## WHAT IS NEEDED
Return the following entries line for line, with no changes.

## start ENTRIES SUPPLIED

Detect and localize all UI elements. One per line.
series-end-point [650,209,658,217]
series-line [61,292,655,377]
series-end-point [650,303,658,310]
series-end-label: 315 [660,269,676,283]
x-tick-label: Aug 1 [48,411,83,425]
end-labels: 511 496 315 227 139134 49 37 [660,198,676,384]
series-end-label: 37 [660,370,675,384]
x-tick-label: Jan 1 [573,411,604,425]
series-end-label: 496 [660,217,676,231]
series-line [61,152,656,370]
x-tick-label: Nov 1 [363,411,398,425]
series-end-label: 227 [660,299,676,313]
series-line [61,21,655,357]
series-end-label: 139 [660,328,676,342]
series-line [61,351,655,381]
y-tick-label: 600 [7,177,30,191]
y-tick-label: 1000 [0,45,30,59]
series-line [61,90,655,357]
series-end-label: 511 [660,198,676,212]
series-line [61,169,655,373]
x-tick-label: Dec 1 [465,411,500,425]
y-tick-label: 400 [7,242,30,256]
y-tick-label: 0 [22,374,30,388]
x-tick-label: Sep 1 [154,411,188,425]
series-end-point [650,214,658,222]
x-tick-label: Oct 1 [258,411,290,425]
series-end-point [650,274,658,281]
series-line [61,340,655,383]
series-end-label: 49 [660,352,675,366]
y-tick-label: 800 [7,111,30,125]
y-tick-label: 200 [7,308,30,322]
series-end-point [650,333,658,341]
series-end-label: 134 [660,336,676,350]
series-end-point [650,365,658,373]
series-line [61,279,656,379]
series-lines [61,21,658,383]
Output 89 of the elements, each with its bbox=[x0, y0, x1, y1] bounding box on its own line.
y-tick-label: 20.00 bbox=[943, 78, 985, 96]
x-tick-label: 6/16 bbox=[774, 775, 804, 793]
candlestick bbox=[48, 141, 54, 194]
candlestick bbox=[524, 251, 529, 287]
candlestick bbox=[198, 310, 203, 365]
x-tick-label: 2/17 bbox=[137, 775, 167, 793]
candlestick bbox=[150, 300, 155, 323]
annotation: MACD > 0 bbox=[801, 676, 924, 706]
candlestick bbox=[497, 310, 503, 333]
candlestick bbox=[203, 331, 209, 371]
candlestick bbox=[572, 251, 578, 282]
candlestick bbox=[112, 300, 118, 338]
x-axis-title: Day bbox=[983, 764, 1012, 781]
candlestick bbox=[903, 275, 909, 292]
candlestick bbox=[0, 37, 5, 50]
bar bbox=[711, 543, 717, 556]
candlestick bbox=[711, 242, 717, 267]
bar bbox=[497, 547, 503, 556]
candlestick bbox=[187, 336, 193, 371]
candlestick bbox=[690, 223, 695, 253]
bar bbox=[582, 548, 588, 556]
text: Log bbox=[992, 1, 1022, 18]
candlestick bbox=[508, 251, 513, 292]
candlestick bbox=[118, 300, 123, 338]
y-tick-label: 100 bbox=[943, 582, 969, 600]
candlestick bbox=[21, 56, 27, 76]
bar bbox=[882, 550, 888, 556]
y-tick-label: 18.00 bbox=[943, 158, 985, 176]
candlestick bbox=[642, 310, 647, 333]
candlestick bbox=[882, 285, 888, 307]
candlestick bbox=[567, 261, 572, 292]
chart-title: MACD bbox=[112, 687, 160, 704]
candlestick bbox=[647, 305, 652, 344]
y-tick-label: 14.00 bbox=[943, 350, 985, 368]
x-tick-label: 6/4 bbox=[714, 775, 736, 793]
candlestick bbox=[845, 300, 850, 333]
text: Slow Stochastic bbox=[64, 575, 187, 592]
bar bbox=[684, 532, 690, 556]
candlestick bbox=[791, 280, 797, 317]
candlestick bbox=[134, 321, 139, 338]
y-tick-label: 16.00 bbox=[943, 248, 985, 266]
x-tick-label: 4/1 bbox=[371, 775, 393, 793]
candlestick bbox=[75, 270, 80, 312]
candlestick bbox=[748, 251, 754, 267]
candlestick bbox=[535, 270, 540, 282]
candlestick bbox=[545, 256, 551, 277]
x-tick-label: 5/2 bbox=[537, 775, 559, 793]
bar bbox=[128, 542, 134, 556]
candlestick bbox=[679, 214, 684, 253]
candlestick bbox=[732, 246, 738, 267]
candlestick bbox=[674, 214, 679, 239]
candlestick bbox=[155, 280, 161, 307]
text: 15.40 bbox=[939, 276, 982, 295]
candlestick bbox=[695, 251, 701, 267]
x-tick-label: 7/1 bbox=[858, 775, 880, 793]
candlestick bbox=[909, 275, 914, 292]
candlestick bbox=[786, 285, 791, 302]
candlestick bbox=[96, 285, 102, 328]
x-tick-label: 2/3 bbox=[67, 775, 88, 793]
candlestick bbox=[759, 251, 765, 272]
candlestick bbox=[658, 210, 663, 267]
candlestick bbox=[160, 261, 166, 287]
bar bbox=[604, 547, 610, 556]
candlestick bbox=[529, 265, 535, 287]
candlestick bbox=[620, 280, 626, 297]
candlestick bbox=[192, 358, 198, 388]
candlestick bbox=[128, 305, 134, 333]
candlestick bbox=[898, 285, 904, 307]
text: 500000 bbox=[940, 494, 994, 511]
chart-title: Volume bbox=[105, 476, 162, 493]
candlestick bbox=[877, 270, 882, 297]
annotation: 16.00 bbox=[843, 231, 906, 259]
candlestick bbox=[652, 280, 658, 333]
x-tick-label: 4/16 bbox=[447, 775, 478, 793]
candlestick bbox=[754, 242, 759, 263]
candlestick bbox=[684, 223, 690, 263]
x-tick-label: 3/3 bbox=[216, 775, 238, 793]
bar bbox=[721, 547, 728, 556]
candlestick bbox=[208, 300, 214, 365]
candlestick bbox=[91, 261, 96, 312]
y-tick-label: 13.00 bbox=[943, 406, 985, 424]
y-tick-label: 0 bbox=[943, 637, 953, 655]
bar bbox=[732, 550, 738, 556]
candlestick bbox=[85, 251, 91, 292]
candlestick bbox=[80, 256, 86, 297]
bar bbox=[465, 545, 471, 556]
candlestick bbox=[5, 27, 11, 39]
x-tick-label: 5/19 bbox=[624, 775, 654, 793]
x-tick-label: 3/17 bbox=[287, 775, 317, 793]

## end ENTRIES SUPPLIED

## WRITTEN ANSWER
Detect and localize all UI elements. One per line.
series-end-point [650,209,658,217]
series-line [61,292,655,377]
series-end-point [650,303,658,310]
series-end-label: 315 [660,269,676,283]
x-tick-label: Aug 1 [48,411,83,425]
end-labels: 511 496 315 227 139134 49 37 [660,198,676,384]
series-end-label: 37 [660,370,675,384]
x-tick-label: Jan 1 [573,411,604,425]
series-end-label: 496 [660,217,676,231]
series-line [61,152,656,370]
x-tick-label: Nov 1 [363,411,398,425]
series-end-label: 227 [660,299,676,313]
series-line [61,21,655,357]
series-end-label: 139 [660,328,676,342]
series-line [61,351,655,381]
y-tick-label: 600 [7,177,30,191]
y-tick-label: 1000 [0,45,30,59]
series-line [61,90,655,357]
series-end-label: 511 [660,198,676,212]
series-line [61,169,655,373]
x-tick-label: Dec 1 [465,411,500,425]
y-tick-label: 400 [7,242,30,256]
y-tick-label: 0 [22,374,30,388]
x-tick-label: Sep 1 [154,411,188,425]
series-end-point [650,214,658,222]
x-tick-label: Oct 1 [258,411,290,425]
series-end-point [650,274,658,281]
series-line [61,340,655,383]
series-end-label: 49 [660,352,675,366]
y-tick-label: 800 [7,111,30,125]
y-tick-label: 200 [7,308,30,322]
series-end-point [650,333,658,341]
series-end-label: 134 [660,336,676,350]
series-end-point [650,365,658,373]
series-line [61,279,656,379]
series-lines [61,21,658,383]
Output 89 of the elements, each with its bbox=[x0, y0, x1, y1] bounding box on its own line.
y-tick-label: 20.00 bbox=[943, 78, 985, 96]
x-tick-label: 6/16 bbox=[774, 775, 804, 793]
candlestick bbox=[48, 141, 54, 194]
candlestick bbox=[524, 251, 529, 287]
candlestick bbox=[198, 310, 203, 365]
x-tick-label: 2/17 bbox=[137, 775, 167, 793]
candlestick bbox=[150, 300, 155, 323]
annotation: MACD > 0 bbox=[801, 676, 924, 706]
candlestick bbox=[497, 310, 503, 333]
candlestick bbox=[203, 331, 209, 371]
candlestick bbox=[572, 251, 578, 282]
candlestick bbox=[112, 300, 118, 338]
x-axis-title: Day bbox=[983, 764, 1012, 781]
candlestick bbox=[903, 275, 909, 292]
candlestick bbox=[0, 37, 5, 50]
bar bbox=[711, 543, 717, 556]
candlestick bbox=[711, 242, 717, 267]
bar bbox=[497, 547, 503, 556]
candlestick bbox=[187, 336, 193, 371]
candlestick bbox=[690, 223, 695, 253]
bar bbox=[582, 548, 588, 556]
text: Log bbox=[992, 1, 1022, 18]
candlestick bbox=[508, 251, 513, 292]
candlestick bbox=[118, 300, 123, 338]
y-tick-label: 100 bbox=[943, 582, 969, 600]
candlestick bbox=[21, 56, 27, 76]
bar bbox=[882, 550, 888, 556]
y-tick-label: 18.00 bbox=[943, 158, 985, 176]
candlestick bbox=[642, 310, 647, 333]
candlestick bbox=[882, 285, 888, 307]
candlestick bbox=[567, 261, 572, 292]
chart-title: MACD bbox=[112, 687, 160, 704]
candlestick bbox=[647, 305, 652, 344]
y-tick-label: 14.00 bbox=[943, 350, 985, 368]
x-tick-label: 6/4 bbox=[714, 775, 736, 793]
candlestick bbox=[845, 300, 850, 333]
text: Slow Stochastic bbox=[64, 575, 187, 592]
bar bbox=[684, 532, 690, 556]
candlestick bbox=[791, 280, 797, 317]
candlestick bbox=[134, 321, 139, 338]
y-tick-label: 16.00 bbox=[943, 248, 985, 266]
x-tick-label: 4/1 bbox=[371, 775, 393, 793]
candlestick bbox=[75, 270, 80, 312]
candlestick bbox=[748, 251, 754, 267]
candlestick bbox=[535, 270, 540, 282]
candlestick bbox=[545, 256, 551, 277]
x-tick-label: 5/2 bbox=[537, 775, 559, 793]
bar bbox=[128, 542, 134, 556]
candlestick bbox=[679, 214, 684, 253]
candlestick bbox=[732, 246, 738, 267]
candlestick bbox=[674, 214, 679, 239]
candlestick bbox=[155, 280, 161, 307]
text: 15.40 bbox=[939, 276, 982, 295]
candlestick bbox=[695, 251, 701, 267]
x-tick-label: 7/1 bbox=[858, 775, 880, 793]
candlestick bbox=[909, 275, 914, 292]
candlestick bbox=[786, 285, 791, 302]
candlestick bbox=[96, 285, 102, 328]
x-tick-label: 2/3 bbox=[67, 775, 88, 793]
candlestick bbox=[759, 251, 765, 272]
candlestick bbox=[658, 210, 663, 267]
candlestick bbox=[160, 261, 166, 287]
bar bbox=[604, 547, 610, 556]
candlestick bbox=[529, 265, 535, 287]
candlestick bbox=[620, 280, 626, 297]
candlestick bbox=[192, 358, 198, 388]
candlestick bbox=[128, 305, 134, 333]
candlestick bbox=[898, 285, 904, 307]
text: 500000 bbox=[940, 494, 994, 511]
chart-title: Volume bbox=[105, 476, 162, 493]
candlestick bbox=[877, 270, 882, 297]
annotation: 16.00 bbox=[843, 231, 906, 259]
candlestick bbox=[652, 280, 658, 333]
x-tick-label: 4/16 bbox=[447, 775, 478, 793]
candlestick bbox=[754, 242, 759, 263]
candlestick bbox=[684, 223, 690, 263]
x-tick-label: 3/3 bbox=[216, 775, 238, 793]
bar bbox=[721, 547, 728, 556]
candlestick bbox=[208, 300, 214, 365]
candlestick bbox=[91, 261, 96, 312]
y-tick-label: 13.00 bbox=[943, 406, 985, 424]
y-tick-label: 0 bbox=[943, 637, 953, 655]
bar bbox=[732, 550, 738, 556]
candlestick bbox=[85, 251, 91, 292]
candlestick bbox=[80, 256, 86, 297]
bar bbox=[465, 545, 471, 556]
candlestick bbox=[5, 27, 11, 39]
x-tick-label: 5/19 bbox=[624, 775, 654, 793]
x-tick-label: 3/17 bbox=[287, 775, 317, 793]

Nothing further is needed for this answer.